__MATERIALS PROVIDED__:
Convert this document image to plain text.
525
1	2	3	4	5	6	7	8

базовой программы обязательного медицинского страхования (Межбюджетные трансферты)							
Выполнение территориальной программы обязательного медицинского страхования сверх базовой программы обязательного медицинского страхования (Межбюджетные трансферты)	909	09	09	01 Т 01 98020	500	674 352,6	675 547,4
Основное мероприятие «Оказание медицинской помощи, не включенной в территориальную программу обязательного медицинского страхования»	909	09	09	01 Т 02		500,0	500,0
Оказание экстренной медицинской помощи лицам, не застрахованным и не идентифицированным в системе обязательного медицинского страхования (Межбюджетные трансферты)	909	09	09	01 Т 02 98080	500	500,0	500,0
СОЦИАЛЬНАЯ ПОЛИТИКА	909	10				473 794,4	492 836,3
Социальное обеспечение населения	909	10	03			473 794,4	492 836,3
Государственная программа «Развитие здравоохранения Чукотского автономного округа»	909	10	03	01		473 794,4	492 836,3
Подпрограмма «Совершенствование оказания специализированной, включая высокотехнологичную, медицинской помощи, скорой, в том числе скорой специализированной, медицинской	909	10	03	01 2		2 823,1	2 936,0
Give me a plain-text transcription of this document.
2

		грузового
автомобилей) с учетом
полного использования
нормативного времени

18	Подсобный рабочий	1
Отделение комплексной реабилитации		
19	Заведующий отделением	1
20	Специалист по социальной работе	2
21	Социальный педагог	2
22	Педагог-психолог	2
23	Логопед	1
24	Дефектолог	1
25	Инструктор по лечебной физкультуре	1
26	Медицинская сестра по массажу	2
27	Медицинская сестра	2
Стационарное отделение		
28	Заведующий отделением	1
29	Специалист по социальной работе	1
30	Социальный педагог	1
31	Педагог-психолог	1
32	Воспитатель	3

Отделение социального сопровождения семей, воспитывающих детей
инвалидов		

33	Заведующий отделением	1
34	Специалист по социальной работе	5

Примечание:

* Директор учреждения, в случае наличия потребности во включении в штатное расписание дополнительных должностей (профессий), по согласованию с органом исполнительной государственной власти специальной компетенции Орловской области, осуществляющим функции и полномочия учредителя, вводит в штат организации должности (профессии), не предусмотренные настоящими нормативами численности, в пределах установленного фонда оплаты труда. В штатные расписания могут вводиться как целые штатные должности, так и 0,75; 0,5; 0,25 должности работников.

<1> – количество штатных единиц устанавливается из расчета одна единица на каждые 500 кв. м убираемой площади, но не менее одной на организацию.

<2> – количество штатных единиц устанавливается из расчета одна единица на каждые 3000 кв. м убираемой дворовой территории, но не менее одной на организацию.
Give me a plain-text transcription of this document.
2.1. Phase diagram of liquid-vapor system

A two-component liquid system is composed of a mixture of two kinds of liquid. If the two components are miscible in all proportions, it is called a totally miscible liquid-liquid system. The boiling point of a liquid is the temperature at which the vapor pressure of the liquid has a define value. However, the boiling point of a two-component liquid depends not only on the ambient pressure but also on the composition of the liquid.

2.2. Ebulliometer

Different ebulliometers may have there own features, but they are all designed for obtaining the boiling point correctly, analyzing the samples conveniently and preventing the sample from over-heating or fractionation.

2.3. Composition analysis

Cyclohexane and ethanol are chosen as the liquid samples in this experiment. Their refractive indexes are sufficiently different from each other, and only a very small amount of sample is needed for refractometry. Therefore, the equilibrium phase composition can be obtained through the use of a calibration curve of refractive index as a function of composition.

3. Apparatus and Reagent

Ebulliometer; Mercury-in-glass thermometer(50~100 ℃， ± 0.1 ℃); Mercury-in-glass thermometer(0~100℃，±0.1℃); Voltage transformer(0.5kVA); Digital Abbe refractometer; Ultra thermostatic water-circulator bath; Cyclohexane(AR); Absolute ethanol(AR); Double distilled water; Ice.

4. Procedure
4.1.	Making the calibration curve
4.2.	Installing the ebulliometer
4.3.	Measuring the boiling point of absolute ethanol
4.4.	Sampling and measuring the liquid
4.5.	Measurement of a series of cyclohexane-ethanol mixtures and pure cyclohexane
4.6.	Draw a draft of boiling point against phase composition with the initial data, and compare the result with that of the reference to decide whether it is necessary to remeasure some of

__PROMPT__:
What number of lines in the records contain the word "помощи"? Answer with that number alone.

__SOLUTION TO THIS EXERCISE__:
3